Supplied text:
>>

To the east the fire actually grew into the area burned out by the Pawnee Fire, where firefighters have made good progress at stopping it. The fire has grown around Indian Valley Reservoir where firefighters have made good progress towards containing it, but has continued to move north. A dozer line has been built to protect the communities in western Colusa, including Lagoda and Stonyford.
Still there remains a chance that the fire could jump these lines or spot across overnight.
To the north the plan is to build dozer line north from Stonyford and then bear east back into the National Forest — but resources actually in the forest remain scarce, and the land is extremely rugged. The fire could continue to grow north into the Mendocino National Forest for some time. Until now the focus of the firefighting efforts have been control the fire closer to communities and to provide structure defense. It’s only now that firefighters are turning their efforts to containing it within the huge expanse of the forest. There the plan is to build containment lines from around Mid Mountain Rd., above Potter Valley and out to Lake Pillsbury then out to the Eel River, and use the Eel as one of the containment lines for the fire.

<<

Extracted records:
>>

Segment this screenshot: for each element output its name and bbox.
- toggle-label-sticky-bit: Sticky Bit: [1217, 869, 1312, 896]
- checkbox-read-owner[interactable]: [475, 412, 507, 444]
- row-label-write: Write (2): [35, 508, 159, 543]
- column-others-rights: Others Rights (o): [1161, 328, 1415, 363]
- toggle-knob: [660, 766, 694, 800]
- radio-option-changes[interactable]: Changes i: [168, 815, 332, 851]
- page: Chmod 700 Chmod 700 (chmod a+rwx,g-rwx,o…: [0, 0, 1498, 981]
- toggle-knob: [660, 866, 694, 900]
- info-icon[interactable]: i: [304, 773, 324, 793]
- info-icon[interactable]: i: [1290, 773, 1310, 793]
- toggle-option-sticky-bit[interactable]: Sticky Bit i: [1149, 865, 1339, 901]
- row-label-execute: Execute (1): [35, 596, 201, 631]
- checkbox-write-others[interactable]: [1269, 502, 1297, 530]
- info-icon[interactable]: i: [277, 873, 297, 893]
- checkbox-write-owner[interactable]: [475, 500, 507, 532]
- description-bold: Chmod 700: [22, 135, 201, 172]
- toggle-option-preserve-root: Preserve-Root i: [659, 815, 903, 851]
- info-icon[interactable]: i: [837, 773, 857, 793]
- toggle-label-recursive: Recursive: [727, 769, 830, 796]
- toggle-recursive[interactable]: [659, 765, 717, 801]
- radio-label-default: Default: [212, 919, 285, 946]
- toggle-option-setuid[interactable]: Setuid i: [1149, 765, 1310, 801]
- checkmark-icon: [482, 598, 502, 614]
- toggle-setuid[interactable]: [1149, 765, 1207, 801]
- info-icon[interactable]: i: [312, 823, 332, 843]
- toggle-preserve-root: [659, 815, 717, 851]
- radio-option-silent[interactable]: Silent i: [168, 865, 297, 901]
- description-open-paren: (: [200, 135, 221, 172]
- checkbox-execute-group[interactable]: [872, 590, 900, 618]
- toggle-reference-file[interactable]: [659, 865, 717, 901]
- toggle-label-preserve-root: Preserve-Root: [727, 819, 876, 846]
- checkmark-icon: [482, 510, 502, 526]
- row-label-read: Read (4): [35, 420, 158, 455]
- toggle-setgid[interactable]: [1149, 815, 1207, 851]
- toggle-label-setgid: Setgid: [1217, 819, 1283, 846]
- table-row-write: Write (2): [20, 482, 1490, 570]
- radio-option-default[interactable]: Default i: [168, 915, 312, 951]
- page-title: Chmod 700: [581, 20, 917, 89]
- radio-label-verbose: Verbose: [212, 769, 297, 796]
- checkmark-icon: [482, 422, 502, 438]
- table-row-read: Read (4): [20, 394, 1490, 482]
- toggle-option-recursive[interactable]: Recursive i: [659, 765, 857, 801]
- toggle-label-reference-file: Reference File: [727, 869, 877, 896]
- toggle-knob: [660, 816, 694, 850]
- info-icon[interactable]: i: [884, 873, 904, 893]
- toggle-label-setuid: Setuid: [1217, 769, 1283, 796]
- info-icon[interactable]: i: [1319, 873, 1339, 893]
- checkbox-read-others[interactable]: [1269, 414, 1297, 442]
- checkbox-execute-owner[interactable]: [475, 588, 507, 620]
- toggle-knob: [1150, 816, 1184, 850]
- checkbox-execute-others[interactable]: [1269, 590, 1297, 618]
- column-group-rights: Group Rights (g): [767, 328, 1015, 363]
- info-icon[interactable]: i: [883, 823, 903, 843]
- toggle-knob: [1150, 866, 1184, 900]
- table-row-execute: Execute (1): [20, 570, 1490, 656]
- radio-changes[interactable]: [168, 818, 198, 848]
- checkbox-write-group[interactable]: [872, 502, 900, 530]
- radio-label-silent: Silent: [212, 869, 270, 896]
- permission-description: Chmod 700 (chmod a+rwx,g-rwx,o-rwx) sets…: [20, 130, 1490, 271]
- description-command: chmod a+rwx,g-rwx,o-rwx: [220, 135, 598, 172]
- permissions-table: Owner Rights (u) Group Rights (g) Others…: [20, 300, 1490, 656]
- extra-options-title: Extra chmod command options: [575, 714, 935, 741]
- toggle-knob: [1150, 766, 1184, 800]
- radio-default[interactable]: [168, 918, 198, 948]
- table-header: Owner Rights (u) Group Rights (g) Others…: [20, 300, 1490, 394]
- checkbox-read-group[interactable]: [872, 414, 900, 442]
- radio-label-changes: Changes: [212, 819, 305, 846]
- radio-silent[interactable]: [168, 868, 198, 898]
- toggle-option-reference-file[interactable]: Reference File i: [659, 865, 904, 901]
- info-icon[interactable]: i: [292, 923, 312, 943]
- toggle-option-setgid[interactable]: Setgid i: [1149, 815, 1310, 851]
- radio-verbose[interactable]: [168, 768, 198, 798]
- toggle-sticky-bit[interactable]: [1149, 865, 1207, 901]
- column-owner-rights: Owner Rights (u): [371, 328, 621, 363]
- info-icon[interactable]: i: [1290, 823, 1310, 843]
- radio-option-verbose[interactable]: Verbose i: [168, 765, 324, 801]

<<

Carry on the wildfire containment report above from its final sentence.

Exercise output:
Said Blankenheim, “They were kind of futile at time, it felt like nothing was working, things are starting to come together now at little bit. We still have a lot of challenges…we feel like we’re kind of getting ahead of the game on the whole bottom of the fire.”
Below is a map of the Complex generated with VIIRS and MODIS satellite data. The map is unevenly updated, with some sections updated early this morning and some around midday, a more accurate map will be avaliable early tomorrow morning, and depends on when the satellites pass overhead and where their sensors are pointed:
There have been several other announcements and new information brought forth today, and we’re going to try to cover some of it here.
Lake County announced that government offices and the superior court would be open tomorrow:
The River and Ranch Fires began Friday, July 27, and continue to threaten portions of Lake County. Consequences have been widespread, including the closure of most Lakeport-based County offices and the Lakeport branch of the Superior Court for the full week of July 30.
Monday, August 6, all Lakeport-based County offices and the Lakeport Branch of the Superior Court will reopen. Offices in all areas of the County no longer under Mandatory Evacuation will also resume business.
County government and Court leaders have undertaken considerable efforts to ensure the Lake County Courthouse building and other County offices are ready for the resumption of regular duties.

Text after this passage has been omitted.